[Entries with figure data]
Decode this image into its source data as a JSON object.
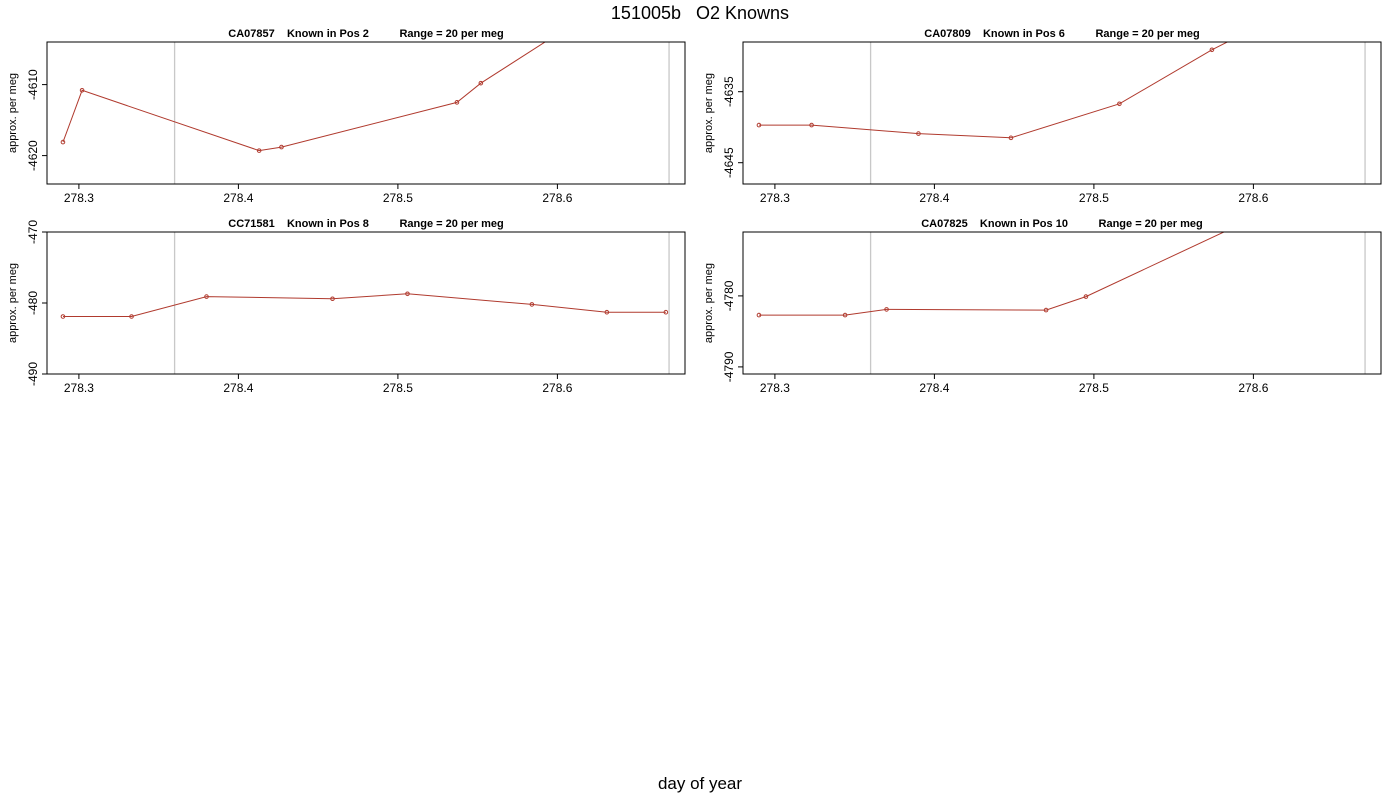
{
  "title": "151005b   O2 Knowns",
  "xlabel": "day of year",
  "colors": {
    "series": "#b03a2e",
    "vline": "#c8c8c8",
    "frame": "#000000"
  },
  "chart_data": [
    {
      "type": "line",
      "panel_title": {
        "sample": "CA07857",
        "position": "Known in Pos 2",
        "range": "Range = 20 per meg"
      },
      "ylabel": "approx. per meg",
      "xlim": [
        278.28,
        278.68
      ],
      "ylim": [
        -4624,
        -4604
      ],
      "xticks": [
        278.3,
        278.4,
        278.5,
        278.6
      ],
      "yticks": [
        -4610,
        -4620
      ],
      "vlines": [
        278.36,
        278.67
      ],
      "x": [
        278.29,
        278.302,
        278.413,
        278.427,
        278.537,
        278.552,
        278.62
      ],
      "y": [
        -4618.1,
        -4610.8,
        -4619.3,
        -4618.8,
        -4612.5,
        -4609.8,
        -4600
      ]
    },
    {
      "type": "line",
      "panel_title": {
        "sample": "CA07809",
        "position": "Known in Pos 6",
        "range": "Range = 20 per meg"
      },
      "ylabel": "approx. per meg",
      "xlim": [
        278.28,
        278.68
      ],
      "ylim": [
        -4648,
        -4628
      ],
      "xticks": [
        278.3,
        278.4,
        278.5,
        278.6
      ],
      "yticks": [
        -4635,
        -4645
      ],
      "vlines": [
        278.36,
        278.67
      ],
      "x": [
        278.29,
        278.323,
        278.39,
        278.448,
        278.516,
        278.574,
        278.61
      ],
      "y": [
        -4639.7,
        -4639.7,
        -4640.9,
        -4641.5,
        -4636.7,
        -4629.1,
        -4625
      ]
    },
    {
      "type": "line",
      "panel_title": {
        "sample": "CC71581",
        "position": "Known in Pos 8",
        "range": "Range = 20 per meg"
      },
      "ylabel": "approx. per meg",
      "xlim": [
        278.28,
        278.68
      ],
      "ylim": [
        -490,
        -470
      ],
      "xticks": [
        278.3,
        278.4,
        278.5,
        278.6
      ],
      "yticks": [
        -470,
        -480,
        -490
      ],
      "vlines": [
        278.36,
        278.67
      ],
      "x": [
        278.29,
        278.333,
        278.38,
        278.459,
        278.506,
        278.584,
        278.631,
        278.668
      ],
      "y": [
        -481.9,
        -481.9,
        -479.1,
        -479.4,
        -478.7,
        -480.2,
        -481.3,
        -481.3
      ]
    },
    {
      "type": "line",
      "panel_title": {
        "sample": "CA07825",
        "position": "Known in Pos 10",
        "range": "Range = 20 per meg"
      },
      "ylabel": "approx. per meg",
      "xlim": [
        278.28,
        278.68
      ],
      "ylim": [
        -4791,
        -4771
      ],
      "xticks": [
        278.3,
        278.4,
        278.5,
        278.6
      ],
      "yticks": [
        -4780,
        -4790
      ],
      "vlines": [
        278.36,
        278.67
      ],
      "x": [
        278.29,
        278.344,
        278.37,
        278.47,
        278.495,
        278.61
      ],
      "y": [
        -4782.7,
        -4782.7,
        -4781.9,
        -4782.0,
        -4780.1,
        -4768
      ]
    }
  ]
}
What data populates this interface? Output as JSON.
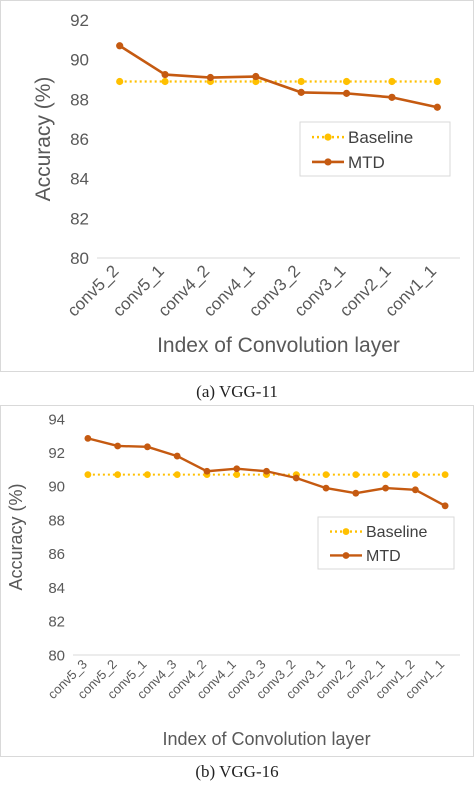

Your goal
Each record must be quoted in full and exactly. Do not include the pictures.

Correct answer
Decode this image into its source data as a JSON object.
{
  "title": "151005b   O2 Knowns",
  "xlabel": "day of year",
  "colors": {
    "series": "#b03a2e",
    "vline": "#c8c8c8",
    "frame": "#000000"
  },
  "chart_data": [
    {
      "type": "line",
      "panel_title": {
        "sample": "CA07857",
        "position": "Known in Pos 2",
        "range": "Range = 20 per meg"
      },
      "ylabel": "approx. per meg",
      "xlim": [
        278.28,
        278.68
      ],
      "ylim": [
        -4624,
        -4604
      ],
      "xticks": [
        278.3,
        278.4,
        278.5,
        278.6
      ],
      "yticks": [
        -4610,
        -4620
      ],
      "vlines": [
        278.36,
        278.67
      ],
      "x": [
        278.29,
        278.302,
        278.413,
        278.427,
        278.537,
        278.552,
        278.62
      ],
      "y": [
        -4618.1,
        -4610.8,
        -4619.3,
        -4618.8,
        -4612.5,
        -4609.8,
        -4600
      ]
    },
    {
      "type": "line",
      "panel_title": {
        "sample": "CA07809",
        "position": "Known in Pos 6",
        "range": "Range = 20 per meg"
      },
      "ylabel": "approx. per meg",
      "xlim": [
        278.28,
        278.68
      ],
      "ylim": [
        -4648,
        -4628
      ],
      "xticks": [
        278.3,
        278.4,
        278.5,
        278.6
      ],
      "yticks": [
        -4635,
        -4645
      ],
      "vlines": [
        278.36,
        278.67
      ],
      "x": [
        278.29,
        278.323,
        278.39,
        278.448,
        278.516,
        278.574,
        278.61
      ],
      "y": [
        -4639.7,
        -4639.7,
        -4640.9,
        -4641.5,
        -4636.7,
        -4629.1,
        -4625
      ]
    },
    {
      "type": "line",
      "panel_title": {
        "sample": "CC71581",
        "position": "Known in Pos 8",
        "range": "Range = 20 per meg"
      },
      "ylabel": "approx. per meg",
      "xlim": [
        278.28,
        278.68
      ],
      "ylim": [
        -490,
        -470
      ],
      "xticks": [
        278.3,
        278.4,
        278.5,
        278.6
      ],
      "yticks": [
        -470,
        -480,
        -490
      ],
      "vlines": [
        278.36,
        278.67
      ],
      "x": [
        278.29,
        278.333,
        278.38,
        278.459,
        278.506,
        278.584,
        278.631,
        278.668
      ],
      "y": [
        -481.9,
        -481.9,
        -479.1,
        -479.4,
        -478.7,
        -480.2,
        -481.3,
        -481.3
      ]
    },
    {
      "type": "line",
      "panel_title": {
        "sample": "CA07825",
        "position": "Known in Pos 10",
        "range": "Range = 20 per meg"
      },
      "ylabel": "approx. per meg",
      "xlim": [
        278.28,
        278.68
      ],
      "ylim": [
        -4791,
        -4771
      ],
      "xticks": [
        278.3,
        278.4,
        278.5,
        278.6
      ],
      "yticks": [
        -4780,
        -4790
      ],
      "vlines": [
        278.36,
        278.67
      ],
      "x": [
        278.29,
        278.344,
        278.37,
        278.47,
        278.495,
        278.61
      ],
      "y": [
        -4782.7,
        -4782.7,
        -4781.9,
        -4782.0,
        -4780.1,
        -4768
      ]
    }
  ]
}
What data populates this interface? Output as JSON.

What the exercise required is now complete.